GOAL -> Copy each line where the word "amethyst" occurs.

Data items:
┄┄┄┄┄┄┄┄┄┄┄┄┄┄┄┄┄┄┄┄

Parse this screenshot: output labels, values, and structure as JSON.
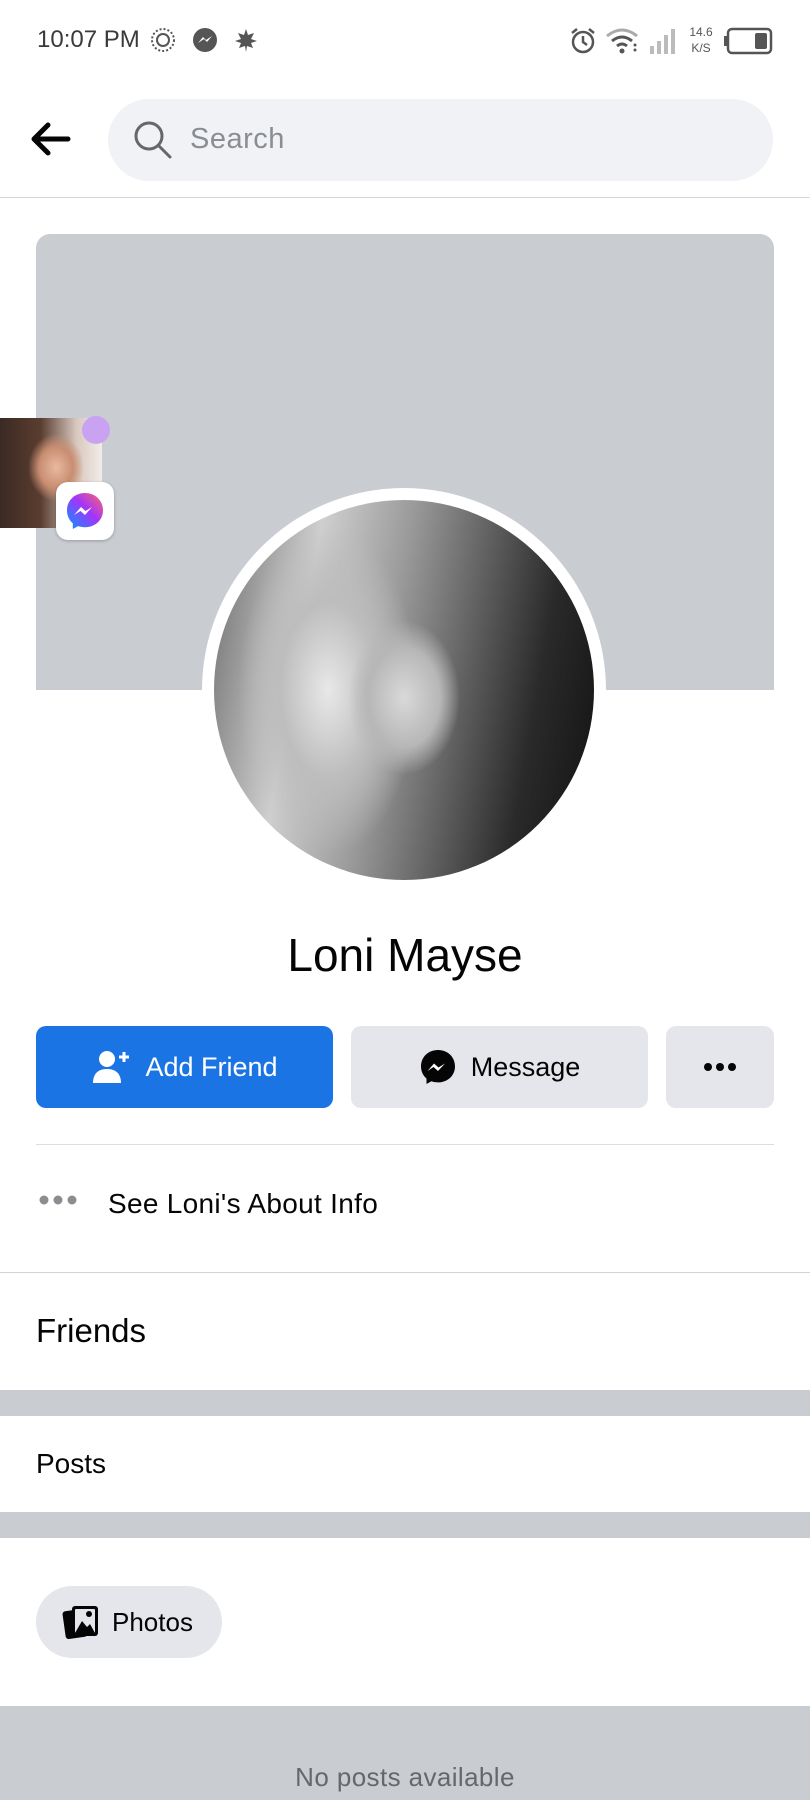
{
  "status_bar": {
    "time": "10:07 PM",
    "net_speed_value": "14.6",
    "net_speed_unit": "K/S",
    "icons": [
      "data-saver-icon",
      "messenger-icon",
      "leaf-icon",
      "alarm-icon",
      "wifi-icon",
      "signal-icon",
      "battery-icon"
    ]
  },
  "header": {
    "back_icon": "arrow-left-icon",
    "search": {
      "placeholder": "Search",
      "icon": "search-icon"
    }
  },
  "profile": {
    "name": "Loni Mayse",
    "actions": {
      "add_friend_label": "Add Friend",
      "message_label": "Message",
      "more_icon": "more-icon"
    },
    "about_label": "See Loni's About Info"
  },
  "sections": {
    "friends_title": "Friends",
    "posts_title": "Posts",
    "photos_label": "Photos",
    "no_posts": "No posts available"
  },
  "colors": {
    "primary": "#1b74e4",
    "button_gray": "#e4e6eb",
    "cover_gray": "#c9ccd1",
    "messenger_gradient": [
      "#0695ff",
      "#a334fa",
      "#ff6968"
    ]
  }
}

┄┄┄┄┄┄┄┄┄┄┄┄┄┄┄┄┄┄┄┄

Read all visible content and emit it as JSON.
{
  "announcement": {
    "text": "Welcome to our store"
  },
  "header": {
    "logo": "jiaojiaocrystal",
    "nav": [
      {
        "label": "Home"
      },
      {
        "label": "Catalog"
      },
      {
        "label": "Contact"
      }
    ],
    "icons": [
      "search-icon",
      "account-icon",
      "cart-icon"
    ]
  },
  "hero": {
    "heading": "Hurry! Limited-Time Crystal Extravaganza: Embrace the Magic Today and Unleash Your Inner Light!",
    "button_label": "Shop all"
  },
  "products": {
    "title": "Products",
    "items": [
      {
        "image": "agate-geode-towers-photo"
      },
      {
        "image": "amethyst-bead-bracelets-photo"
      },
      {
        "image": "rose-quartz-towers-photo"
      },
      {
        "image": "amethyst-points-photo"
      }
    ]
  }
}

┄┄┄┄┄┄┄┄┄┄┄┄┄┄┄┄┄┄┄┄

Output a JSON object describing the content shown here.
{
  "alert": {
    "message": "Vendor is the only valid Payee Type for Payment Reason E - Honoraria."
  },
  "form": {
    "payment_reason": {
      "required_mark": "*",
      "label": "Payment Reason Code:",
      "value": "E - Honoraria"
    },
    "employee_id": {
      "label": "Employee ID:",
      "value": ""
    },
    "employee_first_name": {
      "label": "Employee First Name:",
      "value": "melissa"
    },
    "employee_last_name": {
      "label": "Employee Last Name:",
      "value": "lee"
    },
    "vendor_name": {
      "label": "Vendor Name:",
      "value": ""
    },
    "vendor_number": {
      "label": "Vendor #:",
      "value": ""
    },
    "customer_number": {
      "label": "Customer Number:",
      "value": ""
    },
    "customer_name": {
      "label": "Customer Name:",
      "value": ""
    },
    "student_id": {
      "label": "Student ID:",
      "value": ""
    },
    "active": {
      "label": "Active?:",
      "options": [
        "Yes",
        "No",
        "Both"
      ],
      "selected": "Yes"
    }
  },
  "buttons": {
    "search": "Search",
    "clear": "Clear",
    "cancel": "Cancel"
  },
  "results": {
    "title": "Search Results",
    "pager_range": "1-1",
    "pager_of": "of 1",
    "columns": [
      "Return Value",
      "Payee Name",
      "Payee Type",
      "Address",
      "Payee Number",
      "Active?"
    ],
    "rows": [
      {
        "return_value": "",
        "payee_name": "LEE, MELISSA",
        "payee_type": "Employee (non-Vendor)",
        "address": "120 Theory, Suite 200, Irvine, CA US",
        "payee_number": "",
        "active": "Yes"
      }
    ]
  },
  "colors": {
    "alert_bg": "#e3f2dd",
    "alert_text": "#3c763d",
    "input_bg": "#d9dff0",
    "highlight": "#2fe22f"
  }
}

┄┄┄┄┄┄┄┄┄┄┄┄┄┄┄┄┄┄┄┄

COMPLETE RESPONSE ->
        "image": "amethyst-bead-bracelets-photo"
        "image": "amethyst-points-photo"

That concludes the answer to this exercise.